BRIEF.
In the entries below, count every line with the string "more". State the count and nothing else.

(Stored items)
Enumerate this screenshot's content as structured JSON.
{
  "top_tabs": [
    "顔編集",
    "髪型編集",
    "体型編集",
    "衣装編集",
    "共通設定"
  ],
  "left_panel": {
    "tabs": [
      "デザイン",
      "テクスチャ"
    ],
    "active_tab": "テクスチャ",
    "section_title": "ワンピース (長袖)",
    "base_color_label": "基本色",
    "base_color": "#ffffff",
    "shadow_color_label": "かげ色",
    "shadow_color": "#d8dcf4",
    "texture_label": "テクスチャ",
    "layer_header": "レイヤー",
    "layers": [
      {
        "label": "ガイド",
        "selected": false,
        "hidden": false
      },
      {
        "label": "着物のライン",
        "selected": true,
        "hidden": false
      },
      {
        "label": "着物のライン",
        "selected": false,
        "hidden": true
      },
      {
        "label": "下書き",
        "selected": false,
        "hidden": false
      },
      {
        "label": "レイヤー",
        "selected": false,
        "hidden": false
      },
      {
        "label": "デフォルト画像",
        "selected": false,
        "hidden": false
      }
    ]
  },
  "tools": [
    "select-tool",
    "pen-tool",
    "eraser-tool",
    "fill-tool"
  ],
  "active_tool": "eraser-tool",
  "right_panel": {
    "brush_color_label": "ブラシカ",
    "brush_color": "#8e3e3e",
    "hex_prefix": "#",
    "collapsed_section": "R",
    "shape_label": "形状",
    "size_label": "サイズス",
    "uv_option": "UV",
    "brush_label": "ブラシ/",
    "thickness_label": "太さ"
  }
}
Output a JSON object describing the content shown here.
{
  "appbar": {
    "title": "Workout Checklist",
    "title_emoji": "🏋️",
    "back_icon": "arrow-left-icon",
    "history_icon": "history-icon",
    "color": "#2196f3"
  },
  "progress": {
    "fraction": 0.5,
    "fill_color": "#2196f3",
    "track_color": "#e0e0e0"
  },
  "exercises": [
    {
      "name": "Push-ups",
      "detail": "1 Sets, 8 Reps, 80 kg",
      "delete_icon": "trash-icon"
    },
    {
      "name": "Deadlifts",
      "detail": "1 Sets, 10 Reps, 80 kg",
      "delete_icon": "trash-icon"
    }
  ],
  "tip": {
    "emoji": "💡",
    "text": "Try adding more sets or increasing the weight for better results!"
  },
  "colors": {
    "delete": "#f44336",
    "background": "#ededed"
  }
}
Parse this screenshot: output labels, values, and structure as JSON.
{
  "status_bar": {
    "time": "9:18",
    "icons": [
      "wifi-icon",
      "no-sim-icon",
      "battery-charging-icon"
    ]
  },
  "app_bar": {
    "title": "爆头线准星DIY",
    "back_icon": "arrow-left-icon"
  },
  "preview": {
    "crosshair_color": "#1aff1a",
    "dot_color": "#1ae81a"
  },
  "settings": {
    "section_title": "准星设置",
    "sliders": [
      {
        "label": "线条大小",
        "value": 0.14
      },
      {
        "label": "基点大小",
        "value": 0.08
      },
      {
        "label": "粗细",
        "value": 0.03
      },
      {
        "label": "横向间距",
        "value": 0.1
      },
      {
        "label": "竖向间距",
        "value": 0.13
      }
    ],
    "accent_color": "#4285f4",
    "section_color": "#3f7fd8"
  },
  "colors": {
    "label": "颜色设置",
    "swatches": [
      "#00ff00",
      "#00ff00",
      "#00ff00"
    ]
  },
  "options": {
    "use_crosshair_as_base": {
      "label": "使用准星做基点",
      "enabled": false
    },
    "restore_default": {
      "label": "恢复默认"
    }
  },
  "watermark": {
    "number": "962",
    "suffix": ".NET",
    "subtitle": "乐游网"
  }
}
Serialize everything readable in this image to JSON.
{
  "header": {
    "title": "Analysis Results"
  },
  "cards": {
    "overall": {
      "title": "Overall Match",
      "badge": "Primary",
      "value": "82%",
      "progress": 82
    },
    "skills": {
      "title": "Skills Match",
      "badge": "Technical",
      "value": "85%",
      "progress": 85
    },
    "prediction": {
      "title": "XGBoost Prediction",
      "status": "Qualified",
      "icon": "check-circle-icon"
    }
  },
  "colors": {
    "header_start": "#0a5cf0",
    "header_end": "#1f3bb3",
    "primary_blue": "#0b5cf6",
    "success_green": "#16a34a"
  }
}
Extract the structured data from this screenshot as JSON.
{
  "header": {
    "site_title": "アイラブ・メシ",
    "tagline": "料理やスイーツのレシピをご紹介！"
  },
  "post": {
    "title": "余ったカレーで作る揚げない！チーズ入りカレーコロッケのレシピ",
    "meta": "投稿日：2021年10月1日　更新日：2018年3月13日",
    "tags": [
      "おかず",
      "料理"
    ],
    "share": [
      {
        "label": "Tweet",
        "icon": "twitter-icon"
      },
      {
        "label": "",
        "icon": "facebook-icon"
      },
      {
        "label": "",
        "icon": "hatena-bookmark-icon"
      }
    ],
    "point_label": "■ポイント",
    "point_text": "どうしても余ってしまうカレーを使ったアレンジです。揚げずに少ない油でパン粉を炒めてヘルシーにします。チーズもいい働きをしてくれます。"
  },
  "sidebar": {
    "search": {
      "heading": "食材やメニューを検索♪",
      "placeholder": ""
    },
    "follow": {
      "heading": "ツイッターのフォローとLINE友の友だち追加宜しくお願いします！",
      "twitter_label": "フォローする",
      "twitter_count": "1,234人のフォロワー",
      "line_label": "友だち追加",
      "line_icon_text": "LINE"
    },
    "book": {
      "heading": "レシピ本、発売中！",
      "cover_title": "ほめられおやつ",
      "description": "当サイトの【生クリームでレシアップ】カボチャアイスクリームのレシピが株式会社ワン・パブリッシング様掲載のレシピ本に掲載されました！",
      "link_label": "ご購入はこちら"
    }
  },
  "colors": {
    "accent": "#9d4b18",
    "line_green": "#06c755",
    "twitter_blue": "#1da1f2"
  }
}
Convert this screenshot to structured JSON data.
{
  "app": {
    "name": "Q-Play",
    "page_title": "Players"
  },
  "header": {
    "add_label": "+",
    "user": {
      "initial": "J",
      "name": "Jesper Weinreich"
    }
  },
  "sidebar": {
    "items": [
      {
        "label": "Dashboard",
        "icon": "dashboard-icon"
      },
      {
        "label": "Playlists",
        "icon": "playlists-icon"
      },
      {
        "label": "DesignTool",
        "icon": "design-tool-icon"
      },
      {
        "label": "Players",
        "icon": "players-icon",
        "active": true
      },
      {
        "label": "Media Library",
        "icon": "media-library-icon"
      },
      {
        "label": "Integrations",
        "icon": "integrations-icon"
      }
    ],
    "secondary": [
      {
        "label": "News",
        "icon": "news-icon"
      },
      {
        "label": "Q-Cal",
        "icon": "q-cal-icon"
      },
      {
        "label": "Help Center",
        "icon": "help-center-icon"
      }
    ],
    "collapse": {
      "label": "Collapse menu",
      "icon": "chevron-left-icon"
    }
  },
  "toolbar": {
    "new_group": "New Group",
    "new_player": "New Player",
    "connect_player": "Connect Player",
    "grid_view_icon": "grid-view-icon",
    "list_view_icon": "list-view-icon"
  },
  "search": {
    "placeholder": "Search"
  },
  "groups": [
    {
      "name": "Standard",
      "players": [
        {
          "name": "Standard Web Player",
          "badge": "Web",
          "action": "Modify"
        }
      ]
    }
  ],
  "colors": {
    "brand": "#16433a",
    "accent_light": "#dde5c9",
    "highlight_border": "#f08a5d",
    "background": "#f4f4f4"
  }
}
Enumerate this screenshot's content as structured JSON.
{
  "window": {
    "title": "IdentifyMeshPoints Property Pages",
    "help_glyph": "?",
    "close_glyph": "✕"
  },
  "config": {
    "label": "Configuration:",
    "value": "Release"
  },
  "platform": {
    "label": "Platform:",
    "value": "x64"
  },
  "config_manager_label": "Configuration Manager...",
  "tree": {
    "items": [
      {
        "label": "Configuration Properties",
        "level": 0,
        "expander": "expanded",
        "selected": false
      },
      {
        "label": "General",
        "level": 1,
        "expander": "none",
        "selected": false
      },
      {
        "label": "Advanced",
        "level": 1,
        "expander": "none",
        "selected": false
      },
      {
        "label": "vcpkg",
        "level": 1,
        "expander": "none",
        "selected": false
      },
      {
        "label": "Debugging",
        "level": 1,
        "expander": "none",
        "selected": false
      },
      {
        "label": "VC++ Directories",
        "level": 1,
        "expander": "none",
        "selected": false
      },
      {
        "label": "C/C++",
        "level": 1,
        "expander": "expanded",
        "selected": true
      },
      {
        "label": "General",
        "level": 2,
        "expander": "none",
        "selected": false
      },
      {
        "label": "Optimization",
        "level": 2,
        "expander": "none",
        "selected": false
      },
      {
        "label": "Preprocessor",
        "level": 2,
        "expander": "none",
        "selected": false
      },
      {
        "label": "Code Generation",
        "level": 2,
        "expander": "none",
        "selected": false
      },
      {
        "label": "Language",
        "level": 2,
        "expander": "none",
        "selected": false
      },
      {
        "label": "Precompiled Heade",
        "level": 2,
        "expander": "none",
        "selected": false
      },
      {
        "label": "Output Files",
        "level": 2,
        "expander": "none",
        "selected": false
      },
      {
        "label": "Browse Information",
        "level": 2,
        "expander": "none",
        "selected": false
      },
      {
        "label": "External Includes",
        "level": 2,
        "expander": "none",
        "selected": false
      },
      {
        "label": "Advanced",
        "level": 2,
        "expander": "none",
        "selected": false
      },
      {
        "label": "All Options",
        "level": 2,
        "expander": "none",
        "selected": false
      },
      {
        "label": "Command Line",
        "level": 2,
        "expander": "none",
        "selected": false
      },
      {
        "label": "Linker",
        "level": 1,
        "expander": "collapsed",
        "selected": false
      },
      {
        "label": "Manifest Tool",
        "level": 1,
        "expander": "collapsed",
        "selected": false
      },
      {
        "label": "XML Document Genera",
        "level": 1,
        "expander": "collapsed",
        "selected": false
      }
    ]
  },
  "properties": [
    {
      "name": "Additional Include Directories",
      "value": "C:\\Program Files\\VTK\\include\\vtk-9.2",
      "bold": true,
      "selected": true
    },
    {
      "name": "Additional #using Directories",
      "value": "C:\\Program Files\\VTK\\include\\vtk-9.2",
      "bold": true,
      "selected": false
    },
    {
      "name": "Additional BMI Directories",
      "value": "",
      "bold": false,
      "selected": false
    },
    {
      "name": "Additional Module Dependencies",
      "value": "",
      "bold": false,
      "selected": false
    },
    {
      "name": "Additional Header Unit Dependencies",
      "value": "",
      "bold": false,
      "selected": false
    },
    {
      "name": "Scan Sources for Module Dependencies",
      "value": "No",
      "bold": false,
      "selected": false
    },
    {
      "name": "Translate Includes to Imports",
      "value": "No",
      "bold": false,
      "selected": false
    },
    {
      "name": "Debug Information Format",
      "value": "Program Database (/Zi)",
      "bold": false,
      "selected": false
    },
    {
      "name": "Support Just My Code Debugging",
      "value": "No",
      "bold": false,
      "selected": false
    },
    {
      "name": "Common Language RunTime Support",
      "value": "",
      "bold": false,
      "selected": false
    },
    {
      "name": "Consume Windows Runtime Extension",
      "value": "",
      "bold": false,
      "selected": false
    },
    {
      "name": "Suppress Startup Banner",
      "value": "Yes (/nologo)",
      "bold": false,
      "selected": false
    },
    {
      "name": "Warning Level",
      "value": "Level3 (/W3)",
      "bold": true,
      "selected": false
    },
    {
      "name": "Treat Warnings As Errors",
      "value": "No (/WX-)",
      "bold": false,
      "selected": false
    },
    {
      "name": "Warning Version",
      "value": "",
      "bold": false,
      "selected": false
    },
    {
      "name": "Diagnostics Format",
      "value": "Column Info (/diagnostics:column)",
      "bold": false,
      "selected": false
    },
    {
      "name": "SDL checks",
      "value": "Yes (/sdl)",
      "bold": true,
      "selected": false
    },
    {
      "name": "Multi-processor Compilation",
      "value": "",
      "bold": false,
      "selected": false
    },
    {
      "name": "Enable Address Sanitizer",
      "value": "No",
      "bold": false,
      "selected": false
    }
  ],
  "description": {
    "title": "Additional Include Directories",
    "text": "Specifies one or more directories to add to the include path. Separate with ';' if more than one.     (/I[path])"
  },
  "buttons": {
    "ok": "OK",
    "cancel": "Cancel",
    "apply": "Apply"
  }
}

RESPONSE TO THIS TASK.
2